-- begin Extracted information --

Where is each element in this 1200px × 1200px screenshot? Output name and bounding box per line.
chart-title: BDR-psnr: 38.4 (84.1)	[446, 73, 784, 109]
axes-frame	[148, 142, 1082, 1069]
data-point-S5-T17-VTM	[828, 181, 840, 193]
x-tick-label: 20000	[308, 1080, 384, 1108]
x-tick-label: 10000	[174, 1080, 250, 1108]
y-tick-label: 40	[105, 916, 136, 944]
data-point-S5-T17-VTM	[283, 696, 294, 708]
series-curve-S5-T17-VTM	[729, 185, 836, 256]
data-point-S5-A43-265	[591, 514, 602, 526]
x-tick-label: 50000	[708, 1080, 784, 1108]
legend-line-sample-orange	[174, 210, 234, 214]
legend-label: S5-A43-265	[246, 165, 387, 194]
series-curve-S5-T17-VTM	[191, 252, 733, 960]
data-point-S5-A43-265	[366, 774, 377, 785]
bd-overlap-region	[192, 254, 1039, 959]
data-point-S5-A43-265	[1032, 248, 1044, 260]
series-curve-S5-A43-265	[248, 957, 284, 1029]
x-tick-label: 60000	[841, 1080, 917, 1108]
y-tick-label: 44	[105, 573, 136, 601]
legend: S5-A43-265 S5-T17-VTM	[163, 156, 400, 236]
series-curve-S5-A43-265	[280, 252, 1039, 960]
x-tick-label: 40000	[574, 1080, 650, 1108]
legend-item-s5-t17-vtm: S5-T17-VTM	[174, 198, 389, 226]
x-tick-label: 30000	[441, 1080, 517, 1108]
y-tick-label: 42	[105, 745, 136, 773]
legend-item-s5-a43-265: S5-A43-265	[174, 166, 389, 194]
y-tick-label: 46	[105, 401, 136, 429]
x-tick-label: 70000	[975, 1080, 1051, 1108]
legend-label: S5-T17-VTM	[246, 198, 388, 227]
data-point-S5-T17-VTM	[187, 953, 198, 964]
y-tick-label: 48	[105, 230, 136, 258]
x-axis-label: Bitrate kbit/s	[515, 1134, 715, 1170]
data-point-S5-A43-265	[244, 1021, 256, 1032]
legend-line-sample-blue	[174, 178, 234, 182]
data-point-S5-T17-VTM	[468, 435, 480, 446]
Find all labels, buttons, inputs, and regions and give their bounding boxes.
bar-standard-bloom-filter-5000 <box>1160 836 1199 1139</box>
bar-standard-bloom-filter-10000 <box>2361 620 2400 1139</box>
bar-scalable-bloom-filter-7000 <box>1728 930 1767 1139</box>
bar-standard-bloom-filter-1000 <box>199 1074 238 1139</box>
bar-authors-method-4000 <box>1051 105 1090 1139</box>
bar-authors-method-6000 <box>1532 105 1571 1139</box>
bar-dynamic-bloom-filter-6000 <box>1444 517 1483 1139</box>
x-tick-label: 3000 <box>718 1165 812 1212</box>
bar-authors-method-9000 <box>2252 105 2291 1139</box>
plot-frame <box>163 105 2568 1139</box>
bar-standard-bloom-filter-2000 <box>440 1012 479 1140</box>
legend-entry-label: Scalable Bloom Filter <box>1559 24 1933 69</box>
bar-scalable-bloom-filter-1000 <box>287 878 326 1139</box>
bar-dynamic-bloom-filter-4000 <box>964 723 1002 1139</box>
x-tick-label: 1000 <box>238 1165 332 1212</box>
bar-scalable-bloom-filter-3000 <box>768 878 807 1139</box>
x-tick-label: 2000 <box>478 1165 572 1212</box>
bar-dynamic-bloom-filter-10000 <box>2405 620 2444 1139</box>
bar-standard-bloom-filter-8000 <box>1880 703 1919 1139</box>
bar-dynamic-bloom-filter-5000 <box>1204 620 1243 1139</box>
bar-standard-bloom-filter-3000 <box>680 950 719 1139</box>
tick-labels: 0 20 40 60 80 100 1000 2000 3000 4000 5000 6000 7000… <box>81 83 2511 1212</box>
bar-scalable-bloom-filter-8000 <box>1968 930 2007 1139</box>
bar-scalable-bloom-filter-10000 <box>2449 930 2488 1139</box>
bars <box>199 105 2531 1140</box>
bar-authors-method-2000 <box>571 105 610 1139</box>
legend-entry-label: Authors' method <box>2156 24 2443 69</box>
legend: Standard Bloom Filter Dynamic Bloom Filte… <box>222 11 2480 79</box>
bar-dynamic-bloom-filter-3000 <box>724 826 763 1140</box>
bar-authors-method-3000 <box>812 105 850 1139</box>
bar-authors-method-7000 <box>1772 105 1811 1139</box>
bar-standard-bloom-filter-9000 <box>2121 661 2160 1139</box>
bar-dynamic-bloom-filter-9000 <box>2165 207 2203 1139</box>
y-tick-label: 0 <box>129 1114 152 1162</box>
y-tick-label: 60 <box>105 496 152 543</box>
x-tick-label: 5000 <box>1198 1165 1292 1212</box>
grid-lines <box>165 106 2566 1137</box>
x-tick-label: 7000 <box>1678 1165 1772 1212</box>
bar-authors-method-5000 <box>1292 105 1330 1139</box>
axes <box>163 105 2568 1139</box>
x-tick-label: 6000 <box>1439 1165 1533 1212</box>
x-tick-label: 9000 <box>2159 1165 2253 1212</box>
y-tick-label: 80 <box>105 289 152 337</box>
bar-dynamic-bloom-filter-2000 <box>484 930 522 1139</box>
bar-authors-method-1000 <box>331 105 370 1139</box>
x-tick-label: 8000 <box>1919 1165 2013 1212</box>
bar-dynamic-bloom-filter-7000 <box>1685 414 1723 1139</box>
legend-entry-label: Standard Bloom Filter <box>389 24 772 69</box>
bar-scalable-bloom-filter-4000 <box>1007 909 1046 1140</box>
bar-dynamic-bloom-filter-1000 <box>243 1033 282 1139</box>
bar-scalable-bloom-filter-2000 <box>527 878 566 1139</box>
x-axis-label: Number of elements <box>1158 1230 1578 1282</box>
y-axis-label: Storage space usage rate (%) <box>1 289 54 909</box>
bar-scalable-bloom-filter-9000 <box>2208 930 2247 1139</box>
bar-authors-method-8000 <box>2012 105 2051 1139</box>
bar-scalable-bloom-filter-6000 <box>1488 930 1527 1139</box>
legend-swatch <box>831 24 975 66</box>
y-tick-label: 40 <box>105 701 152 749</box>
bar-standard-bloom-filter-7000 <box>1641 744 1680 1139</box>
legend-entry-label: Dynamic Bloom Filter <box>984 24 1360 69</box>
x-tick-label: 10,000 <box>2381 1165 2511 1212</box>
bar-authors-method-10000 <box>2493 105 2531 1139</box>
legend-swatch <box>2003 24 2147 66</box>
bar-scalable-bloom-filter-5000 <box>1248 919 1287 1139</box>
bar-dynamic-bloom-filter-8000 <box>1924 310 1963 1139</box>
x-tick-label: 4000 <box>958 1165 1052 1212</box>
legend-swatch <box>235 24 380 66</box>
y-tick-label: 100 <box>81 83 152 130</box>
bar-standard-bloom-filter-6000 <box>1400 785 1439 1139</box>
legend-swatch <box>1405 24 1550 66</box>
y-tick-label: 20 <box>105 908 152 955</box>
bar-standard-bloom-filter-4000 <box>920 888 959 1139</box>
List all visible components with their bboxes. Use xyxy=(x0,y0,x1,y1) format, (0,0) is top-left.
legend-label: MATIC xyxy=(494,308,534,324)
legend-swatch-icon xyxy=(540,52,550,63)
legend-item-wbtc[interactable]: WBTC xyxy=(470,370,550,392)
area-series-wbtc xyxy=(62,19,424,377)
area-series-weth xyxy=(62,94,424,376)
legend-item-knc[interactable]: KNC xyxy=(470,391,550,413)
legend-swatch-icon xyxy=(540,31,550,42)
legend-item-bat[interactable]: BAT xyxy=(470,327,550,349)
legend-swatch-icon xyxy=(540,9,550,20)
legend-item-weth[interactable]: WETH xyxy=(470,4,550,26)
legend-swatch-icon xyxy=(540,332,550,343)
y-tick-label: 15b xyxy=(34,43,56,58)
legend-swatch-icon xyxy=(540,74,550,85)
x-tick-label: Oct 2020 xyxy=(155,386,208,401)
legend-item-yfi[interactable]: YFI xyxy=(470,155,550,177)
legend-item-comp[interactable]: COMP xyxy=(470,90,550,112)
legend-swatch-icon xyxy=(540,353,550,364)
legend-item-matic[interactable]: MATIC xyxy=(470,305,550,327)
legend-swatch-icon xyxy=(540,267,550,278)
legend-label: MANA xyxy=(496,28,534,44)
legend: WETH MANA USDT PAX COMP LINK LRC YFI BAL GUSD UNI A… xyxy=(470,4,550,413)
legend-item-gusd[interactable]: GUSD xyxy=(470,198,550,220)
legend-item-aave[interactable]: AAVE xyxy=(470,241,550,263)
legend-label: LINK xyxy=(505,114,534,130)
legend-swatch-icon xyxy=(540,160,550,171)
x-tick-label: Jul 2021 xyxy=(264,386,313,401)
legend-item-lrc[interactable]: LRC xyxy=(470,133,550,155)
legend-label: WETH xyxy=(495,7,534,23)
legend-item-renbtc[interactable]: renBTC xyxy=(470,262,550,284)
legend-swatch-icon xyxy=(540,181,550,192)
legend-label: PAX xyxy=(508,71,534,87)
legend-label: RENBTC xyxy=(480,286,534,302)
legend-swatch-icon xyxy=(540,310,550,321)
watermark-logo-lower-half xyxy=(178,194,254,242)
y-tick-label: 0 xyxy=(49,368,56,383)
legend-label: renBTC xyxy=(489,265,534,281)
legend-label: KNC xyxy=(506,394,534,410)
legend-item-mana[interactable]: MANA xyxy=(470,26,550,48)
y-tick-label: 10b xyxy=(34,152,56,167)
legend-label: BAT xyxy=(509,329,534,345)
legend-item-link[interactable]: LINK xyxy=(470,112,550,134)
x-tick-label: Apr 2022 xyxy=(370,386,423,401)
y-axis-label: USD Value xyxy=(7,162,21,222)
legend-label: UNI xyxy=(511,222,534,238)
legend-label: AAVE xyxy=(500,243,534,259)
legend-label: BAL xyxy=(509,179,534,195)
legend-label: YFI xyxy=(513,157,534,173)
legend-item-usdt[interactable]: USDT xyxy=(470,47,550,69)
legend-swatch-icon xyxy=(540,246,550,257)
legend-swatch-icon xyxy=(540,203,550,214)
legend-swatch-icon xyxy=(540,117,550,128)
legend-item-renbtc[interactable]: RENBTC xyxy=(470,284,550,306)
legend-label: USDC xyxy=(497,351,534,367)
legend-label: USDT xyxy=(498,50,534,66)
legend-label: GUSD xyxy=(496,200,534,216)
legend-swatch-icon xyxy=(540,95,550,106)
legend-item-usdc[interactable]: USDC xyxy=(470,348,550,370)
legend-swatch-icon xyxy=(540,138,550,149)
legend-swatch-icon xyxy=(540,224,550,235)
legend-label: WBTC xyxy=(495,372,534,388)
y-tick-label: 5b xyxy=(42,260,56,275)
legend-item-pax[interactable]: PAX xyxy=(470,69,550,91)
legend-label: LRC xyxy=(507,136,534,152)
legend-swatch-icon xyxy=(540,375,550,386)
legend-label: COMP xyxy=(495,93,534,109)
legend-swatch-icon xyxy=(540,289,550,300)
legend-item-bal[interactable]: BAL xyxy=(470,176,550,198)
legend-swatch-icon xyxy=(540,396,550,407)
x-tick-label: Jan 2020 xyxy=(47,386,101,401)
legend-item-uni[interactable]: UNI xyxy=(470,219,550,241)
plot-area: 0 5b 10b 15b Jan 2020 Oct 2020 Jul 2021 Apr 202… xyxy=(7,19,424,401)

-- end Extracted information --

▸ Exercise
Can you render the listing, starting at its first line and ending at the line that contains "185, 836, 256]", as a Markdown table with the columns Row and Line, numbering each row and skipping blank lines?

▸ The solution
| Row | Line |
|---|---|
| 1 | Where is each element in this 1200px × 1200px screenshot? Output name and bounding box per line. |
| 2 | chart-title: BDR-psnr: 38.4 (84.1)	[446, 73, 784, 109] |
| 3 | axes-frame	[148, 142, 1082, 1069] |
| 4 | data-point-S5-T17-VTM	[828, 181, 840, 193] |
| 5 | x-tick-label: 20000	[308, 1080, 384, 1108] |
| 6 | x-tick-label: 10000	[174, 1080, 250, 1108] |
| 7 | y-tick-label: 40	[105, 916, 136, 944] |
| 8 | data-point-S5-T17-VTM	[283, 696, 294, 708] |
| 9 | series-curve-S5-T17-VTM	[729, 185, 836, 256] |